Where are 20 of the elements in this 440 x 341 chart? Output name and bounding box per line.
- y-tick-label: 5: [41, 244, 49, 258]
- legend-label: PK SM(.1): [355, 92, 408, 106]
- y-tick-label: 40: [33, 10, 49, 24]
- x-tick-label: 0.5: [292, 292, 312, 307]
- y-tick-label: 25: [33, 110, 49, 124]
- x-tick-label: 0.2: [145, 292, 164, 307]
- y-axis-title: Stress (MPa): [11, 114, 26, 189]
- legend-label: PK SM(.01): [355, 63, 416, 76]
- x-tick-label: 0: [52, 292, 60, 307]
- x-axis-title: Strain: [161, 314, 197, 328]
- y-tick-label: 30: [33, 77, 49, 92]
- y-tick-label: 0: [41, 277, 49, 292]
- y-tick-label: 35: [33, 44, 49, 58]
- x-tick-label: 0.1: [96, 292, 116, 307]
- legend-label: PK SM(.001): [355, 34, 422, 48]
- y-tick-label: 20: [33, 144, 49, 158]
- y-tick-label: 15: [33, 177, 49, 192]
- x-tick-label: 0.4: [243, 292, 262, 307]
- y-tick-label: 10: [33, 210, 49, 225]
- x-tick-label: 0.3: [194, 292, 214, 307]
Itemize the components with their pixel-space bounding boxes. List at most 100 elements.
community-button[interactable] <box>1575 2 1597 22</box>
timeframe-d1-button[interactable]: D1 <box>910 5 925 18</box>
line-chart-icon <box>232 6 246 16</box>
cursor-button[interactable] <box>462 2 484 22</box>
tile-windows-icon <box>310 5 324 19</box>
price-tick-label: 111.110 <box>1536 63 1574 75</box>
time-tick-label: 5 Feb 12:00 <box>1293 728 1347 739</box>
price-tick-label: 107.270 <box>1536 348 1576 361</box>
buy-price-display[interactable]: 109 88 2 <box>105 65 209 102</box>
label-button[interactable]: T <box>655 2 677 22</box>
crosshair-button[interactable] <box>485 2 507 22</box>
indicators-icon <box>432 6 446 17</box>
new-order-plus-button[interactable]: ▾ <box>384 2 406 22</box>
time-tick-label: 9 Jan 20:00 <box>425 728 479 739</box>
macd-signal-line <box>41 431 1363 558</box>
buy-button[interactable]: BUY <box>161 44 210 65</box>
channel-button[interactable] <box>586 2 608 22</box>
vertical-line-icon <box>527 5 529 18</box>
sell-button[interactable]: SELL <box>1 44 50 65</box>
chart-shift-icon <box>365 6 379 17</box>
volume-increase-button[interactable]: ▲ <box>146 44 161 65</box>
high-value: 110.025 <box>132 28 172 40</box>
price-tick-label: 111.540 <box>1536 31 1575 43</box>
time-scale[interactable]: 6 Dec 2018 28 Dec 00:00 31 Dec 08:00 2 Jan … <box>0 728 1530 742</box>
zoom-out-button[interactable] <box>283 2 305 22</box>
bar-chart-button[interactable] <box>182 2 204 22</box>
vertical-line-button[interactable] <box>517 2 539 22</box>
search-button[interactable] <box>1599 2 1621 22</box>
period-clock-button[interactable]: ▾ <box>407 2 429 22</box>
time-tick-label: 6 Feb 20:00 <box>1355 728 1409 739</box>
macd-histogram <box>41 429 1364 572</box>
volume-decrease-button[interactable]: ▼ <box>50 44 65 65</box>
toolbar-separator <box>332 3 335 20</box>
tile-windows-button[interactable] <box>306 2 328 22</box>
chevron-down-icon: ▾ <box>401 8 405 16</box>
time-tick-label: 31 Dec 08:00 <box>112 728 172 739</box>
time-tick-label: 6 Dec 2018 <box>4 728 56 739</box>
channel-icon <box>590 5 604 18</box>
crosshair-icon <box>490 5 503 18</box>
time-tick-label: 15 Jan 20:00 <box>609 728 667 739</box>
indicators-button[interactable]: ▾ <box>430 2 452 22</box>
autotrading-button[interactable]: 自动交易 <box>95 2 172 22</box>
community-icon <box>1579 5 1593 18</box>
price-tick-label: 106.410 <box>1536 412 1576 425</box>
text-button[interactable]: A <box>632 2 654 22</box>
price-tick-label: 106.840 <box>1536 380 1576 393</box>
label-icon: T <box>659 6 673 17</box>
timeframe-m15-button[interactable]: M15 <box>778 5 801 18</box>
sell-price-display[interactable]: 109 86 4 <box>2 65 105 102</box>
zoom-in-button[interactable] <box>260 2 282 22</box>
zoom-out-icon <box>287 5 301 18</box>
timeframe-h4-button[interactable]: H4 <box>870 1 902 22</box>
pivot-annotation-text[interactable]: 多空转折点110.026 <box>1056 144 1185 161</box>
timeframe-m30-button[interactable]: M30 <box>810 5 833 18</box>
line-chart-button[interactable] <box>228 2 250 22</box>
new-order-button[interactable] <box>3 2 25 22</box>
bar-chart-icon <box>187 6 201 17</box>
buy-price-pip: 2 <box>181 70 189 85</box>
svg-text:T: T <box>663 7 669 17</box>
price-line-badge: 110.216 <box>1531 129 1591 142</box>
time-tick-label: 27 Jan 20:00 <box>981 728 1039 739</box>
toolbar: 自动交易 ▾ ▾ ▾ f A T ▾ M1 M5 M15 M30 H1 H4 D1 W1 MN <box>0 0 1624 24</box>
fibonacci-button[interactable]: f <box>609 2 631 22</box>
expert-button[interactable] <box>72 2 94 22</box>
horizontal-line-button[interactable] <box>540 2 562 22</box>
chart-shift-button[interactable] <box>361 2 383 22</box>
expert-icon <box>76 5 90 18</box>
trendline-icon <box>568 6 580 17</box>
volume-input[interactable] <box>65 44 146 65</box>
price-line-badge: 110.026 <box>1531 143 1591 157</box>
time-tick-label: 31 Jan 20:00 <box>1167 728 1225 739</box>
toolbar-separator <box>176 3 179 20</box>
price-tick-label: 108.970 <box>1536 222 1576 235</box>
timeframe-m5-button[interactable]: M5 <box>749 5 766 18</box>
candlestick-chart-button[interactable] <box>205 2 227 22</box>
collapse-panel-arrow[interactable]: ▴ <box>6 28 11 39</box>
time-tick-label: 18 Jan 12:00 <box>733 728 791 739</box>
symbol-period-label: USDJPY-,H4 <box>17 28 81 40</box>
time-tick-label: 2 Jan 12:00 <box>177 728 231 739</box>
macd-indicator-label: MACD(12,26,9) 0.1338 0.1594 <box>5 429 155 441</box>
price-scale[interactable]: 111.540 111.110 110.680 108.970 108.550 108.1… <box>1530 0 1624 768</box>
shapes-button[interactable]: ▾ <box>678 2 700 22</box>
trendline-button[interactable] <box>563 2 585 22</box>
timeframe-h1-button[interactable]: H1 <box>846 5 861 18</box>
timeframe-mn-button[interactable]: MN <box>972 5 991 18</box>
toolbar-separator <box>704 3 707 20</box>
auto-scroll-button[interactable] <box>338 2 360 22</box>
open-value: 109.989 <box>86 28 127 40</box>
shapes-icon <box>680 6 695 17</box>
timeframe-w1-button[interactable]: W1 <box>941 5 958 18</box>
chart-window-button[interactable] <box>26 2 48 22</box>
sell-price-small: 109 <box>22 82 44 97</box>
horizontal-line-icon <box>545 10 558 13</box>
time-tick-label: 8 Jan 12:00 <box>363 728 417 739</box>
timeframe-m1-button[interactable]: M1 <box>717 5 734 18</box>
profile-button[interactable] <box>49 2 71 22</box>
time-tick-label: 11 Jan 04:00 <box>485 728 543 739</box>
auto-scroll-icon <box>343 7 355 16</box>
========
_EXERCISE AIM_: Convert every line of the entries above into a JSON list of strings, one string per line, omitting any blank lines.

_ANSWER TO THIS PROBLEM_:
[
  "Where are 20 of the elements in this 440 x 341 chart? Output name and bounding box per line.",
  "- y-tick-label: 5: [41, 244, 49, 258]",
  "- legend-label: PK SM(.1): [355, 92, 408, 106]",
  "- y-tick-label: 40: [33, 10, 49, 24]",
  "- x-tick-label: 0.5: [292, 292, 312, 307]",
  "- y-tick-label: 25: [33, 110, 49, 124]",
  "- x-tick-label: 0.2: [145, 292, 164, 307]",
  "- y-axis-title: Stress (MPa): [11, 114, 26, 189]",
  "- legend-label: PK SM(.01): [355, 63, 416, 76]",
  "- x-tick-label: 0: [52, 292, 60, 307]",
  "- x-axis-title: Strain: [161, 314, 197, 328]",
  "- y-tick-label: 30: [33, 77, 49, 92]",
  "- y-tick-label: 0: [41, 277, 49, 292]",
  "- y-tick-label: 35: [33, 44, 49, 58]",
  "- x-tick-label: 0.1: [96, 292, 116, 307]",
  "- legend-label: PK SM(.001): [355, 34, 422, 48]",
  "- y-tick-label: 20: [33, 144, 49, 158]",
  "- y-tick-label: 15: [33, 177, 49, 192]",
  "- x-tick-label: 0.4: [243, 292, 262, 307]",
  "- y-tick-label: 10: [33, 210, 49, 225]",
  "- x-tick-label: 0.3: [194, 292, 214, 307]",
  "Itemize the components with their pixel-space bounding boxes. List at most 100 elements.",
  "community-button[interactable] <box>1575 2 1597 22</box>",
  "timeframe-d1-button[interactable]: D1 <box>910 5 925 18</box>",
  "line-chart-icon <box>232 6 246 16</box>",
  "cursor-button[interactable] <box>462 2 484 22</box>",
  "tile-windows-icon <box>310 5 324 19</box>",
  "price-tick-label: 111.110 <box>1536 63 1574 75</box>",
  "time-tick-label: 5 Feb 12:00 <box>1293 728 1347 739</box>",
  "price-tick-label: 107.270 <box>1536 348 1576 361</box>",
  "buy-price-display[interactable]: 109 88 2 <box>105 65 209 102</box>",
  "label-button[interactable]: T <box>655 2 677 22</box>",
  "crosshair-button[interactable] <box>485 2 507 22</box>",
  "indicators-icon <box>432 6 446 17</box>",
  "new-order-plus-button[interactable]: ▾ <box>384 2 406 22</box>",
  "time-tick-label: 9 Jan 20:00 <box>425 728 479 739</box>",
  "macd-signal-line <box>41 431 1363 558</box>",
  "buy-button[interactable]: BUY <box>161 44 210 65</box>",
  "channel-button[interactable] <box>586 2 608 22</box>",
  "vertical-line-icon <box>527 5 529 18</box>",
  "sell-button[interactable]: SELL <box>1 44 50 65</box>",
  "chart-shift-icon <box>365 6 379 17</box>",
  "volume-increase-button[interactable]: ▲ <box>146 44 161 65</box>",
  "high-value: 110.025 <box>132 28 172 40</box>",
  "price-tick-label: 111.540 <box>1536 31 1575 43</box>",
  "time-scale[interactable]: 6 Dec 2018 28 Dec 00:00 31 Dec 08:00 2 Jan … <box>0 728 1530 742</box>",
  "zoom-out-button[interactable] <box>283 2 305 22</box>",
  "bar-chart-button[interactable] <box>182 2 204 22</box>",
  "vertical-line-button[interactable] <box>517 2 539 22</box>",
  "search-button[interactable] <box>1599 2 1621 22</box>",
  "period-clock-button[interactable]: ▾ <box>407 2 429 22</box>",
  "time-tick-label: 6 Feb 20:00 <box>1355 728 1409 739</box>",
  "macd-histogram <box>41 429 1364 572</box>",
  "volume-decrease-button[interactable]: ▼ <box>50 44 65 65</box>",
  "toolbar-separator <box>332 3 335 20</box>",
  "tile-windows-button[interactable] <box>306 2 328 22</box>",
  "chevron-down-icon: ▾ <box>401 8 405 16</box>",
  "time-tick-label: 31 Dec 08:00 <box>112 728 172 739</box>",
  "time-tick-label: 6 Dec 2018 <box>4 728 56 739</box>",
  "channel-icon <box>590 5 604 18</box>",
  "crosshair-icon <box>490 5 503 18</box>",
  "time-tick-label: 15 Jan 20:00 <box>609 728 667 739</box>",
  "indicators-button[interactable]: ▾ <box>430 2 452 22</box>",
  "autotrading-button[interactable]: 自动交易 <box>95 2 172 22</box>",
  "community-icon <box>1579 5 1593 18</box>",
  "price-tick-label: 106.410 <box>1536 412 1576 425</box>",
  "text-button[interactable]: A <box>632 2 654 22</box>",
  "price-tick-label: 106.840 <box>1536 380 1576 393</box>",
  "label-icon: T <box>659 6 673 17</box>",
  "timeframe-m15-button[interactable]: M15 <box>778 5 801 18</box>",
  "sell-price-display[interactable]: 109 86 4 <box>2 65 105 102</box>",
  "zoom-in-button[interactable] <box>260 2 282 22</box>",
  "zoom-out-icon <box>287 5 301 18</box>",
  "timeframe-h4-button[interactable]: H4 <box>870 1 902 22</box>",
  "pivot-annotation-text[interactable]: 多空转折点110.026 <box>1056 144 1185 161</box>",
  "timeframe-m30-button[interactable]: M30 <box>810 5 833 18</box>",
  "line-chart-button[interactable] <box>228 2 250 22</box>",
  "new-order-button[interactable] <box>3 2 25 22</box>",
  "bar-chart-icon <box>187 6 201 17</box>",
  "buy-price-pip: 2 <box>181 70 189 85</box>",
  "svg-text:T: T <box>663 7 669 17</box>",
  "price-line-badge: 110.216 <box>1531 129 1591 142</box>",
  "time-tick-label: 27 Jan 20:00 <box>981 728 1039 739</box>",
  "toolbar: 自动交易 ▾ ▾ ▾ f A T ▾ M1 M5 M15 M30 H1 H4 D1 W1 MN <box>0 0 1624 24</box>",
  "fibonacci-button[interactable]: f <box>609 2 631 22</box>",
  "expert-button[interactable] <box>72 2 94 22</box>",
  "horizontal-line-button[interactable] <box>540 2 562 22</box>",
  "chart-shift-button[interactable] <box>361 2 383 22</box>",
  "expert-icon <box>76 5 90 18</box>",
  "trendline-icon <box>568 6 580 17</box>",
  "volume-input[interactable] <box>65 44 146 65</box>",
  "price-line-badge: 110.026 <box>1531 143 1591 157</box>",
  "time-tick-label: 31 Jan 20:00 <box>1167 728 1225 739</box>",
  "toolbar-separator <box>176 3 179 20</box>",
  "price-tick-label: 108.970 <box>1536 222 1576 235</box>",
  "timeframe-m5-button[interactable]: M5 <box>749 5 766 18</box>",
  "candlestick-chart-button[interactable] <box>205 2 227 22</box>",
  "collapse-panel-arrow[interactable]: ▴ <box>6 28 11 39</box>",
  "time-tick-label: 18 Jan 12:00 <box>733 728 791 739</box>",
  "symbol-period-label: USDJPY-,H4 <box>17 28 81 40</box>",
  "time-tick-label: 2 Jan 12:00 <box>177 728 231 739</box>",
  "macd-indicator-label: MACD(12,26,9) 0.1338 0.1594 <box>5 429 155 441</box>",
  "price-scale[interactable]: 111.540 111.110 110.680 108.970 108.550 108.1… <box>1530 0 1624 768</box>",
  "shapes-button[interactable]: ▾ <box>678 2 700 22</box>",
  "trendline-button[interactable] <box>563 2 585 22</box>",
  "timeframe-h1-button[interactable]: H1 <box>846 5 861 18</box>",
  "timeframe-mn-button[interactable]: MN <box>972 5 991 18</box>",
  "toolbar-separator <box>704 3 707 20</box>",
  "auto-scroll-button[interactable] <box>338 2 360 22</box>",
  "open-value: 109.989 <box>86 28 127 40</box>",
  "shapes-icon <box>680 6 695 17</box>",
  "timeframe-w1-button[interactable]: W1 <box>941 5 958 18</box>",
  "chart-window-button[interactable] <box>26 2 48 22</box>",
  "sell-price-small: 109 <box>22 82 44 97</box>",
  "horizontal-line-icon <box>545 10 558 13</box>",
  "time-tick-label: 8 Jan 12:00 <box>363 728 417 739</box>",
  "timeframe-m1-button[interactable]: M1 <box>717 5 734 18</box>",
  "profile-button[interactable] <box>49 2 71 22</box>",
  "time-tick-label: 11 Jan 04:00 <box>485 728 543 739</box>",
  "auto-scroll-icon <box>343 7 355 16</box>"
]